▶ To do
Without including any images, reproduce each entry exactly.

▶ Raw records
______________________________
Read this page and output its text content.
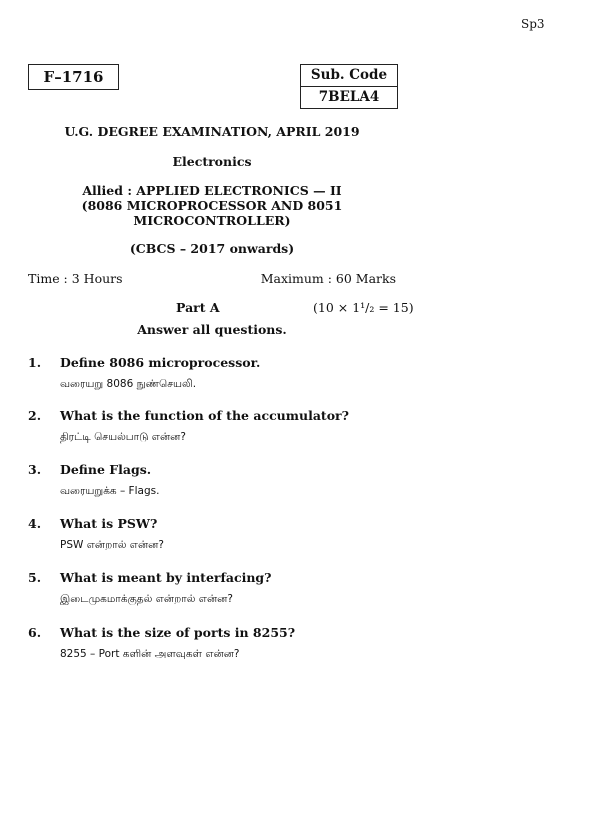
Sp3
F–1716	Sub. Code
7BELA4
U.G. DEGREE EXAMINATION, APRIL 2019
Electronics
Allied : APPLIED ELECTRONICS — II
(8086 MICROPROCESSOR AND 8051
MICROCONTROLLER)
(CBCS – 2017 onwards)
Time : 3 Hours	Maximum : 60 Marks
Part A	(10 × 1¹/₂ = 15)
Answer all questions.
1. Define 8086 microprocessor.
வரையறு 8086 நுண்செயலி.
2. What is the function of the accumulator?
திரட்டி செயல்பாடு என்ன?
3. Define Flags.
வரையறுக்க – Flags.
4. What is PSW?
PSW என்றால் என்ன?
5. What is meant by interfacing?
இடைமுகமாக்குதல் என்றால் என்ன?
6. What is the size of ports in 8255?
8255 – Port களின் அளவுகள் என்ன?
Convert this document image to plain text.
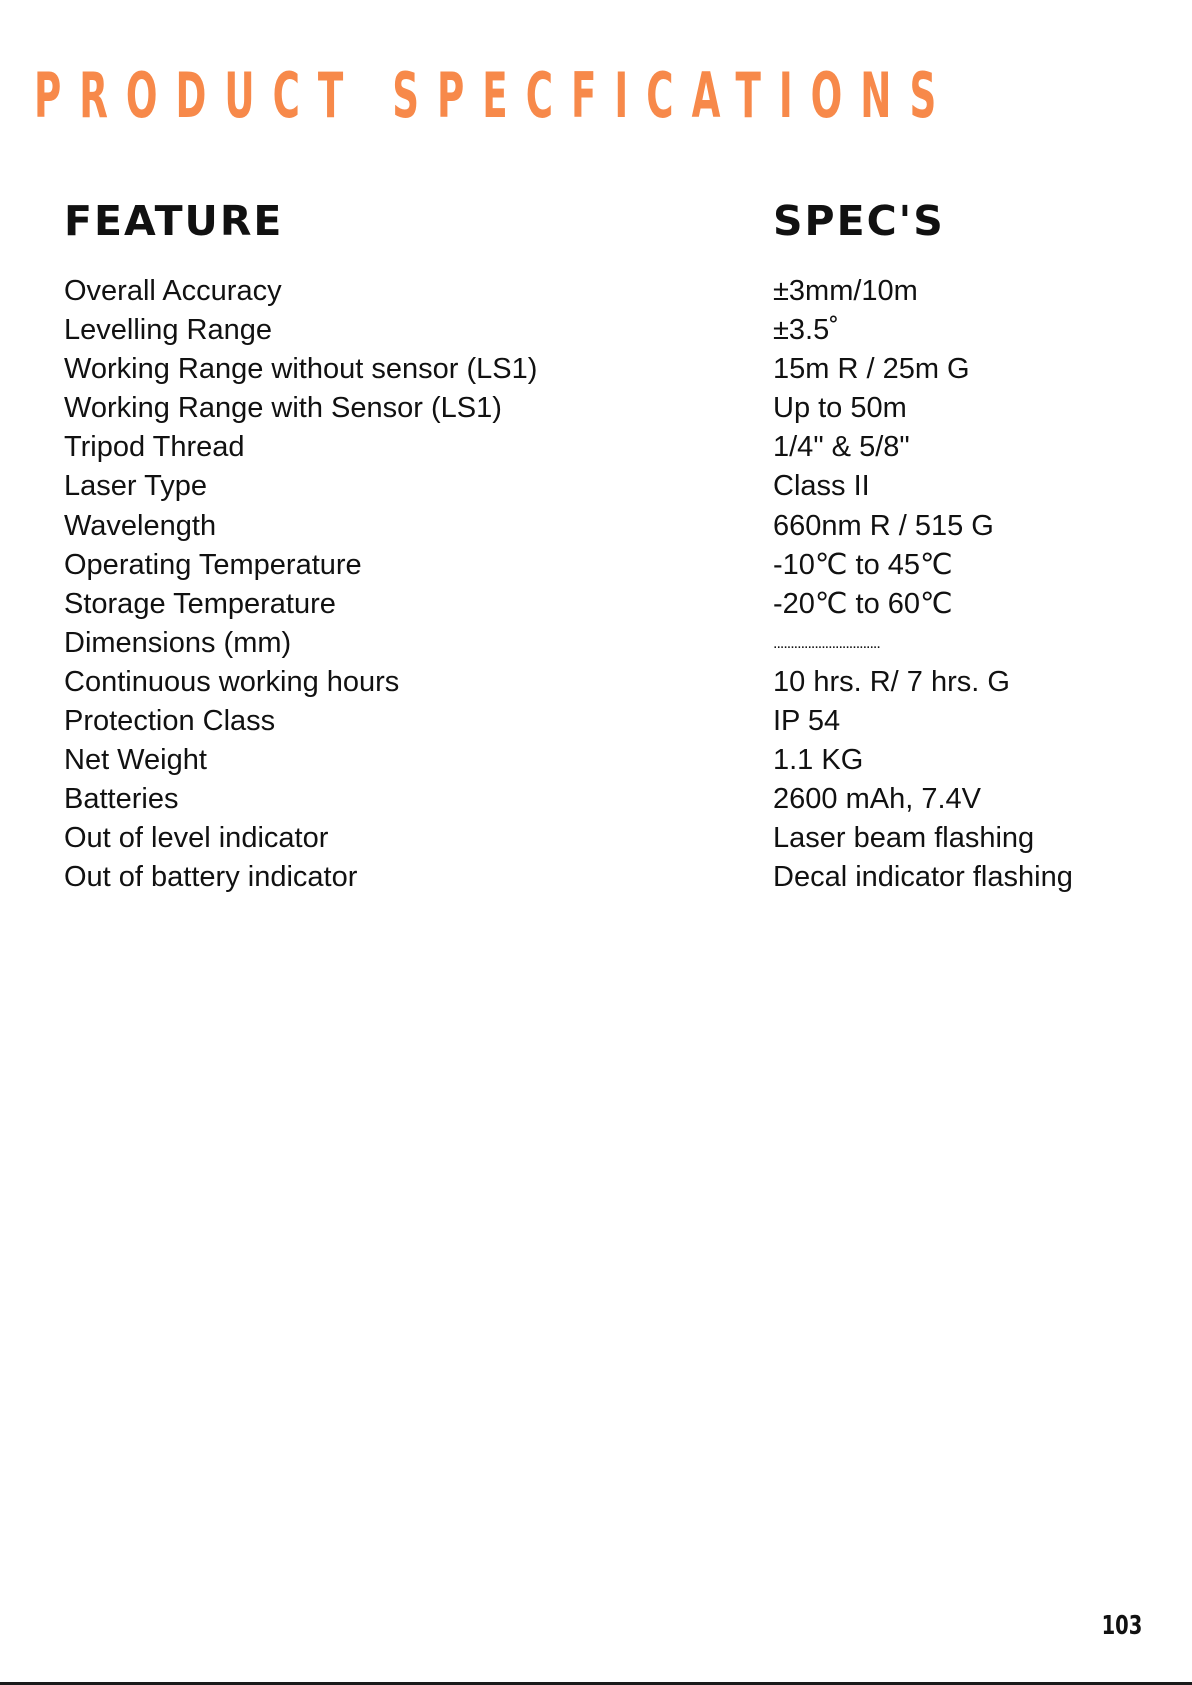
PRODUCT SPECFICATIONS
FEATURE	SPEC'S
Overall Accuracy	±3mm/10m
Levelling Range	±3.5˚
Working Range without sensor (LS1)	15m R / 25m G
Working Range with Sensor (LS1)	Up to 50m
Tripod Thread	1/4" & 5/8"
Laser Type	Class II
Wavelength	660nm R / 515 G
Operating Temperature	-10℃ to 45℃
Storage Temperature	-20℃ to 60℃
Dimensions (mm)	...............................
Continuous working hours	10 hrs. R/ 7 hrs. G
Protection Class	IP 54
Net Weight	1.1 KG
Batteries	2600 mAh, 7.4V
Out of level indicator	Laser beam flashing
Out of battery indicator	Decal indicator flashing
103
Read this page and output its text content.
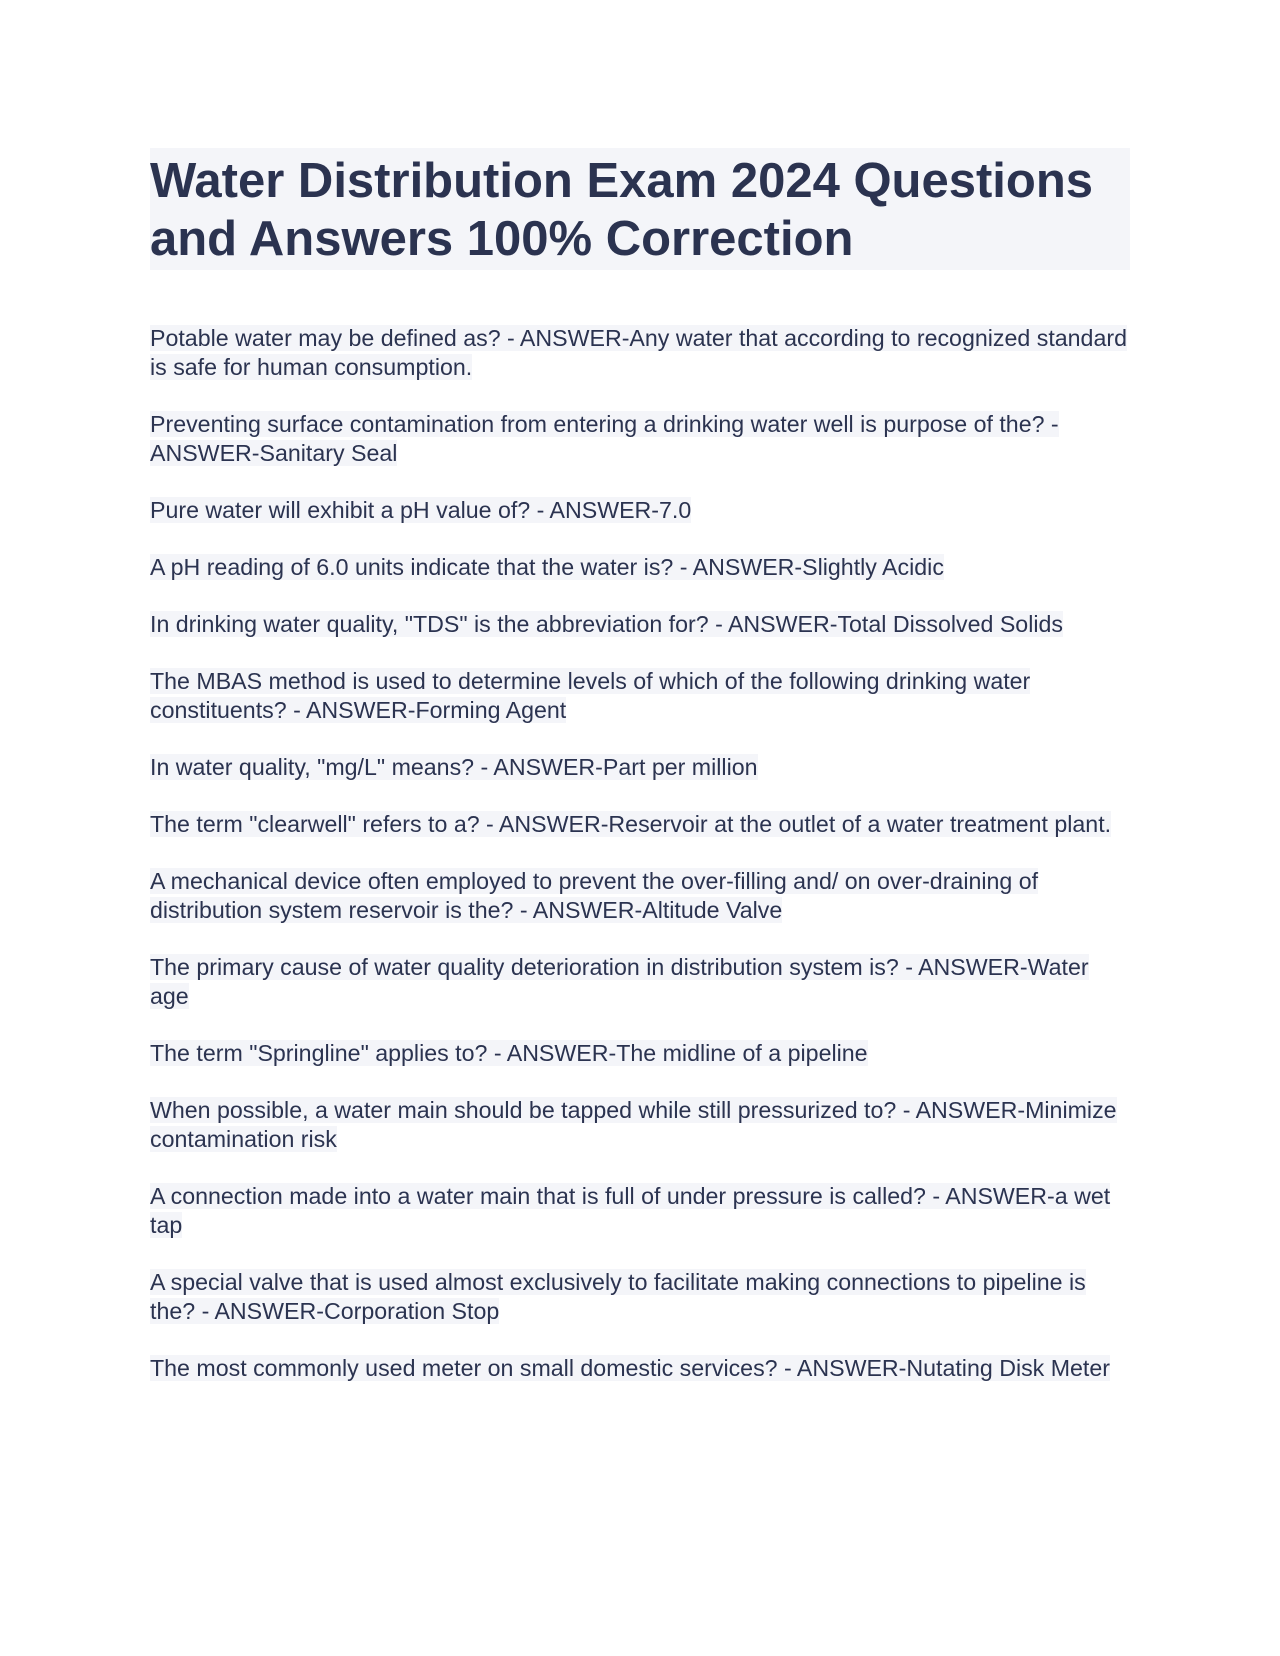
Water Distribution Exam 2024 Questions and Answers 100% Correction

Potable water may be defined as? - ANSWER-Any water that according to recognized standard is safe for human consumption.

Preventing surface contamination from entering a drinking water well is purpose of the? - ANSWER-Sanitary Seal

Pure water will exhibit a pH value of? - ANSWER-7.0

A pH reading of 6.0 units indicate that the water is? - ANSWER-Slightly Acidic

In drinking water quality, "TDS" is the abbreviation for? - ANSWER-Total Dissolved Solids

The MBAS method is used to determine levels of which of the following drinking water constituents? - ANSWER-Forming Agent

In water quality, "mg/L" means? - ANSWER-Part per million

The term "clearwell" refers to a? - ANSWER-Reservoir at the outlet of a water treatment plant.

A mechanical device often employed to prevent the over-filling and/ on over-draining of distribution system reservoir is the? - ANSWER-Altitude Valve

The primary cause of water quality deterioration in distribution system is? - ANSWER-Water age

The term "Springline" applies to? - ANSWER-The midline of a pipeline

When possible, a water main should be tapped while still pressurized to? - ANSWER-Minimize contamination risk

A connection made into a water main that is full of under pressure is called? - ANSWER-a wet tap

A special valve that is used almost exclusively to facilitate making connections to pipeline is the? - ANSWER-Corporation Stop

The most commonly used meter on small domestic services? - ANSWER-Nutating Disk Meter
______________________________
▶ Exercise response
Read this page and output its text content.
Sp3
F–1716	Sub. Code
7BELA4
U.G. DEGREE EXAMINATION, APRIL 2019
Electronics
Allied : APPLIED ELECTRONICS — II
(8086 MICROPROCESSOR AND 8051
MICROCONTROLLER)
(CBCS – 2017 onwards)
Time : 3 Hours	Maximum : 60 Marks
Part A	(10 × 1¹/₂ = 15)
Answer all questions.
1. Define 8086 microprocessor.
வரையறு 8086 நுண்செயலி.
2. What is the function of the accumulator?
திரட்டி செயல்பாடு என்ன?
3. Define Flags.
வரையறுக்க – Flags.
4. What is PSW?
PSW என்றால் என்ன?
5. What is meant by interfacing?
இடைமுகமாக்குதல் என்றால் என்ன?
6. What is the size of ports in 8255?
8255 – Port களின் அளவுகள் என்ன?
Convert this document image to plain text.
PRODUCT SPECFICATIONS
FEATURE	SPEC'S
Overall Accuracy	±3mm/10m
Levelling Range	±3.5˚
Working Range without sensor (LS1)	15m R / 25m G
Working Range with Sensor (LS1)	Up to 50m
Tripod Thread	1/4" & 5/8"
Laser Type	Class II
Wavelength	660nm R / 515 G
Operating Temperature	-10℃ to 45℃
Storage Temperature	-20℃ to 60℃
Dimensions (mm)	...............................
Continuous working hours	10 hrs. R/ 7 hrs. G
Protection Class	IP 54
Net Weight	1.1 KG
Batteries	2600 mAh, 7.4V
Out of level indicator	Laser beam flashing
Out of battery indicator	Decal indicator flashing
103
Read this page and output its text content.
Water Distribution Exam 2024 Questions and Answers 100% Correction

Potable water may be defined as? - ANSWER-Any water that according to recognized standard is safe for human consumption.

Preventing surface contamination from entering a drinking water well is purpose of the? - ANSWER-Sanitary Seal

Pure water will exhibit a pH value of? - ANSWER-7.0

A pH reading of 6.0 units indicate that the water is? - ANSWER-Slightly Acidic

In drinking water quality, "TDS" is the abbreviation for? - ANSWER-Total Dissolved Solids

The MBAS method is used to determine levels of which of the following drinking water constituents? - ANSWER-Forming Agent

In water quality, "mg/L" means? - ANSWER-Part per million

The term "clearwell" refers to a? - ANSWER-Reservoir at the outlet of a water treatment plant.

A mechanical device often employed to prevent the over-filling and/ on over-draining of distribution system reservoir is the? - ANSWER-Altitude Valve

The primary cause of water quality deterioration in distribution system is? - ANSWER-Water age

The term "Springline" applies to? - ANSWER-The midline of a pipeline

When possible, a water main should be tapped while still pressurized to? - ANSWER-Minimize contamination risk

A connection made into a water main that is full of under pressure is called? - ANSWER-a wet tap

A special valve that is used almost exclusively to facilitate making connections to pipeline is the? - ANSWER-Corporation Stop

The most commonly used meter on small domestic services? - ANSWER-Nutating Disk Meter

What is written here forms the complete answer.